__Activities__.
**1.** Please output the portion of the Scheme fibonacci thread that begins at the words "Using this style, one" and stops after the words "b (+ a b) k1)))))", copied word for word.
**2.** Write the next part of the Scheme fibonacci thread, picking up right after its final sentence.

__Provided text__.
# # #

I can't think of a way to stop the original (unmodified) procedure from iterating indefinitely. But with the above change in place, take-n-fibs can keep forcing the lazy evaluation of as many values as needed, and no more.
Also, take-n-fibs now receives a function for printing or processing each value in turn, use it like this:
(take-n-fibs 10 (lambda (n) (printf "~a " n)))
> 0 1 1 2 3 5 8 13 21 34 55
You provide an iteration function over fibonacci elements. If you want, instead of iterating over each element, to accumulate a result, you should use a different primitive that would be a fold (or reduce) rather than an iter.
(It might be possible to use continuations to turn an iter into a fold, but that will probably be less readable and less efficient that a direct solution using either a fold or mutation.)
Note however that using an accumulator updated by mutation is also fine, as long as you understand what you are doing: you are using mutable state locally for convenience, but the function take-n-fibs is, seen from the outside, observationally pure, so you do not "contaminate" your program as a whole with side effects.
A quick prototype for fold-fib, adapted from your own code. I made an arbitrary choice as to "when stop folding": if the function returns null, we return the current accumulator instead of continuing folding.
(define (fold-fib init fn) (letrec ([next (lambda (acc a b)
(let ([acc2 (fn acc a)])
(if (null? acc2) acc
(next acc2 b (+ a b)))))])
(next init 0 1)))
(reverse (fold-fib '() (lambda (acc n) (if (> n 10) null (cons n acc)))))
It would be better to have a more robust convention to end folding.
I have written few variants. First you ask if
(define (each-fib fn)
(letrec
((next (lambda (a b)
(fn a)
(next b (+ a b)))))
(next 0 1)))
can be written any shorter. The pattern is used so often that special syntax called named let has been introduced. Your function looks like this using a named let:
(define (each-fib fn)
(let next ([a 0] [b 1])
(fn a)
(next b (+ a b))))
In order to get the control flowing from one function to another, one can in languages with supports TCO use continuation passing style. Each function gets an extra argument often called k (for continuation). The function k represents what-to-do-next.
Using this style, one can write your program as follows:
(define (generate-fibs k)
(let next ([a 0] [b 1] [k k])
(k a (lambda (k1)
(next b (+ a b) k1)))))
(define (count-down n k)
(let loop ([n n] [fibs '()] [next generate-fibs])
(if (zero? n)
(k fibs)
(next (λ (a next)
(loop (- n 1) (cons a fibs) next))))))
(count-down 5 values)
Now it is a bit annoying to write in style manually, so it could
be convenient to introduce the co-routines. Breaking your rule of not using set! I have chosen to use a shared variable fibs in which generate-fibs repeatedly conses new fibonacci numbers onto. The count-down routine merely read the values, when the count down is over.

# # #

__Information shown__.

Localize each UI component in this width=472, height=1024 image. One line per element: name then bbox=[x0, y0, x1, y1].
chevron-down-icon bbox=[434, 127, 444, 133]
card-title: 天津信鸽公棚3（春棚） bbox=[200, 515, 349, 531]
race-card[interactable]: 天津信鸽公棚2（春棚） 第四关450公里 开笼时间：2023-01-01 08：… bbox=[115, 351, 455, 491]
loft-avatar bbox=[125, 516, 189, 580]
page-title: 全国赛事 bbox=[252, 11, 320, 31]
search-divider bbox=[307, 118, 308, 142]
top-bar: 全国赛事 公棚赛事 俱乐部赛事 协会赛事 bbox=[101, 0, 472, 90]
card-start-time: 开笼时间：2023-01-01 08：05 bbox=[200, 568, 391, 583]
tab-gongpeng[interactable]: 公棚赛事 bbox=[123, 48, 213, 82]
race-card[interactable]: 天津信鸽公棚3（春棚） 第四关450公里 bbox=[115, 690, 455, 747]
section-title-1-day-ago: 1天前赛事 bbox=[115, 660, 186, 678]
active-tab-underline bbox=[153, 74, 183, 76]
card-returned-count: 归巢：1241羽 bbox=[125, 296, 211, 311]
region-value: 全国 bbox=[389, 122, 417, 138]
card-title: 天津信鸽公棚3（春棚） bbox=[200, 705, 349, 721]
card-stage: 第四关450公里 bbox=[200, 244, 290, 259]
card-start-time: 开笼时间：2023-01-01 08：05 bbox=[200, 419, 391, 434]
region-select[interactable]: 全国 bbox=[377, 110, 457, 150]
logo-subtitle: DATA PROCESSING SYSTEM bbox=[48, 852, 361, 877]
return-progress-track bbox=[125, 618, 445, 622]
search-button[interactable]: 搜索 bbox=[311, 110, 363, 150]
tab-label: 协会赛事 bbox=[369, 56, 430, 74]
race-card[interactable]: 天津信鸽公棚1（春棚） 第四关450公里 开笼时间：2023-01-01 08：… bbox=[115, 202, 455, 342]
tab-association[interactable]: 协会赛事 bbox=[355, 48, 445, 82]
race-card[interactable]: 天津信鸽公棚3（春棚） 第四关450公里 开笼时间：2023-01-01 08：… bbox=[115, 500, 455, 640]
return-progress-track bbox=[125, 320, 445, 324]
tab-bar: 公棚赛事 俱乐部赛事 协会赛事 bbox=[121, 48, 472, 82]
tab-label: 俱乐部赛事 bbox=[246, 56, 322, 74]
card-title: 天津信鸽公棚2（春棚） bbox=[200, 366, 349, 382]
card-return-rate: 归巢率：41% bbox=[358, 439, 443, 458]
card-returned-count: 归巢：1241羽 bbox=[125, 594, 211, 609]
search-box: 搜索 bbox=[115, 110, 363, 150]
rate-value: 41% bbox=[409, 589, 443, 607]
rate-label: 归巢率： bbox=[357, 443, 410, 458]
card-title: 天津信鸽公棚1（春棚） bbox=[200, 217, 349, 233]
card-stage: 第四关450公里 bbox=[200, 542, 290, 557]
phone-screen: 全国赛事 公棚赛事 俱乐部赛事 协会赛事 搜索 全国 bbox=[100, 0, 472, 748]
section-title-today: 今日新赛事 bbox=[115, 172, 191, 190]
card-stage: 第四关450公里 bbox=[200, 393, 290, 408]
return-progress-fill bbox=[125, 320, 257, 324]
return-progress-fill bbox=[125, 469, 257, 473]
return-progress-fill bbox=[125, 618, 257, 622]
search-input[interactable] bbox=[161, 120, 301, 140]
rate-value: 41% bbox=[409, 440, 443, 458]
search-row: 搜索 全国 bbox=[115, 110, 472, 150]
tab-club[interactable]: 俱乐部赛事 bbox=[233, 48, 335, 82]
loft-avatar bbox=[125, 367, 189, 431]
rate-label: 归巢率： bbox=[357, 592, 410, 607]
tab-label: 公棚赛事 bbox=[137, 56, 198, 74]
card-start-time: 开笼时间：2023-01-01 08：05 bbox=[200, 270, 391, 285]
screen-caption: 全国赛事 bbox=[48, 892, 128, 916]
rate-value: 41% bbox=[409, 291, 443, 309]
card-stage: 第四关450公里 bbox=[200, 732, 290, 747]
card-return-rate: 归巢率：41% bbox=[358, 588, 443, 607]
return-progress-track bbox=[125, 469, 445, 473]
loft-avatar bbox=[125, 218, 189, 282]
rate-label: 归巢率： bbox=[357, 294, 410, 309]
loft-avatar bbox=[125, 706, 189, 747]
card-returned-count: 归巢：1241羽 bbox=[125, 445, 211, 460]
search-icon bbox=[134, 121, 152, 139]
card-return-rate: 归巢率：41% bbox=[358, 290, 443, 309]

# # #

__Task responses__.
**1.**
Using this style, one can write your program as follows:
(define (generate-fibs k)
(let next ([a 0] [b 1] [k k])
(k a (lambda (k1)
(next b (+ a b) k1)))))

**2.**
(define (make-coroutine co-body)
(letrec ([state (lambda () (co-body resume))]
[resume (lambda (other)
(call/cc (lambda (here)
(set! state here)
(other))))])
(lambda ()
(state))))
(define fibs '())
(define generate-fib
(make-coroutine
(lambda (resume)
(let next ([a 0] [b 1])
(set! fibs (cons a fibs))
(resume count-down)
(next b (+ a b))))))
(define count-down
(make-coroutine
(lambda (resume)
(let loop ([n 10])
(if (zero? n)
fibs
(begin
(resume generate-fib)
(loop (- n 1))))))))
(count-down)
And a bonus you get a version with communicating threads:
#lang racket
(letrec ([result #f]
[count-down
(thread
(λ ()
(let loop ([n 10] [fibs '()])
(if (zero? n)
(set! result fibs)
(loop (- n 1) (cons (thread-receive) fibs))))))]
[produce-fibs
(thread
(λ ()
(let next ([a 0] [b 1])
(when (thread-running? count-down)
(thread-send count-down a)
(next b (+ a b))))))])
(thread-wait count-down)
result)
The thread version is Racket specific, the others ought to run anywhere.
Building a list would be hard. But displaying the results can still be done (in a very bad fashion)
#lang racket
(define (each-fib fn)
(letrec
((next (lambda (a b)
(fn a)
(next b (+ a b)))))
(next 0 1)))
(define (take-n-fibs n fn)
(let/cc k
(begin
(each-fib (lambda (x)
(if (= x (fib (+ n 1)))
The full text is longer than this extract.